| ASSIGNMENT |
Reproduce the part of the text about Suno starting at "Menlo Ventures led" and ending at "Menlo's initial investment.", word for word.

| TEXT SHOWN |
Suno is a text-to-music platform launched less than three years ago that generates complete songs in seconds from a user's written prompt—no instruments, music theory, or production skills required. It has grown to over 100 million lifetime users, 2 million paying subscribers, and $300 million(約480億円) in annual recurring revenue, with 7 million tracks generated daily.

Menlo Ventures led a $400 million(約640億円) funding round in June at a $5.4 billion(約8600億円) valuation, more than doubling the company's value from a $250 million(約400億円) round seven months earlier. The lead investor, Amy Wu Martin, articulated an investment thesis centered on what she calls "single-player creation and consumption"—a behavioral shift where AI tools have lowered the effort and cost of making something so dramatically that people can now create purely for personal enjoyment, without needing to become a professional or build an audience. "Before, you needed to be paid, made, or laid in order to become a content creator," Wu Martin told Fortune. "Now I can one-shot something super easy and actually enjoy that for myself." She believes Suno is still early in this behavioral wave and that the company has grown 4x since Menlo's initial investment.

| DATA FOR REVIEW |
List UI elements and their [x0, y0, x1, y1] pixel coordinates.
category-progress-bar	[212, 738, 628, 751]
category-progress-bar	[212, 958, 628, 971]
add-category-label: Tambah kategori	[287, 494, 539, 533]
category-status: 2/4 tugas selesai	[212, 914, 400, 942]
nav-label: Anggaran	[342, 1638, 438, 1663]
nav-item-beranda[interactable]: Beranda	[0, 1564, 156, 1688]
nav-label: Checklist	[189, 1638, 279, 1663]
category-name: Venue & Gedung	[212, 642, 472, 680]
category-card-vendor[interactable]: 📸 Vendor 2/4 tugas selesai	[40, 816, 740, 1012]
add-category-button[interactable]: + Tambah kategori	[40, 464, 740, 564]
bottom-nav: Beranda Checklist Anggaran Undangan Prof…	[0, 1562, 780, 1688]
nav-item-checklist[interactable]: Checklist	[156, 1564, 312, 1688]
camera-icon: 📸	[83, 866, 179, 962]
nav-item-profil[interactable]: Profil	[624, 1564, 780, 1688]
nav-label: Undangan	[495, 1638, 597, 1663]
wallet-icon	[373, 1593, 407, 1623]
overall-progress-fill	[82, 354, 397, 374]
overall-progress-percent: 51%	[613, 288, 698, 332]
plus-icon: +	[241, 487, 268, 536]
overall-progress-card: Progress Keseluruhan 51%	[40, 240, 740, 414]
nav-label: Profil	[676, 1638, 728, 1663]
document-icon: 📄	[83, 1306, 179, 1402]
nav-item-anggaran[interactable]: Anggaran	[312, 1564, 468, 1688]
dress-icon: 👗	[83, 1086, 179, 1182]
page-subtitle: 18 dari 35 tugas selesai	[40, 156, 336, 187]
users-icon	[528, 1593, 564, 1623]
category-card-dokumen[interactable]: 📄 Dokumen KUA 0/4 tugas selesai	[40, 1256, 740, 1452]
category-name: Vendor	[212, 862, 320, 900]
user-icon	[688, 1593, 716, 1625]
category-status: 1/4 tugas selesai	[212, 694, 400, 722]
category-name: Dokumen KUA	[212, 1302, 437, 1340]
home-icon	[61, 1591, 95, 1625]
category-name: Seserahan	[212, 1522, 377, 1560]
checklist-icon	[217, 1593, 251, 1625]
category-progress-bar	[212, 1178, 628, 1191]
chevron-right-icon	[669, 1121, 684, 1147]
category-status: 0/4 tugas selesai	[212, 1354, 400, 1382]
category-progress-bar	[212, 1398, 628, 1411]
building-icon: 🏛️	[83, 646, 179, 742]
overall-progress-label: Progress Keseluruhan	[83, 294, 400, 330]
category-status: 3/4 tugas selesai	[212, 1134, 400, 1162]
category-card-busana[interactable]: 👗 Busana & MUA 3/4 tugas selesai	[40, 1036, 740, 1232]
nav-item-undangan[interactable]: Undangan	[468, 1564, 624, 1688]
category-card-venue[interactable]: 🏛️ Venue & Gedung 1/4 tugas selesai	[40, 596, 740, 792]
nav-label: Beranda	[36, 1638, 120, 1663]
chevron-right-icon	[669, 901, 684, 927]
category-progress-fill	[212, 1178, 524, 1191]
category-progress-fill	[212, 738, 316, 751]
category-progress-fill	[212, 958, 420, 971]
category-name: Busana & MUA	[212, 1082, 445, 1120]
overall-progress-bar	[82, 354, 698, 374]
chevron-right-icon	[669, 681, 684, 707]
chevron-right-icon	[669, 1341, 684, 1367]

| TASK RESPONSE |
Menlo Ventures led a $400 million(約640億円) funding round in June at a $5.4 billion(約8600億円) valuation, more than doubling the company's value from a $250 million(約400億円) round seven months earlier. The lead investor, Amy Wu Martin, articulated an investment thesis centered on what she calls "single-player creation and consumption"—a behavioral shift where AI tools have lowered the effort and cost of making something so dramatically that people can now create purely for personal enjoyment, without needing to become a professional or build an audience. "Before, you needed to be paid, made, or laid in order to become a content creator," Wu Martin told Fortune. "Now I can one-shot something super easy and actually enjoy that for myself." She believes Suno is still early in this behavioral wave and that the company has grown 4x since Menlo's initial investment.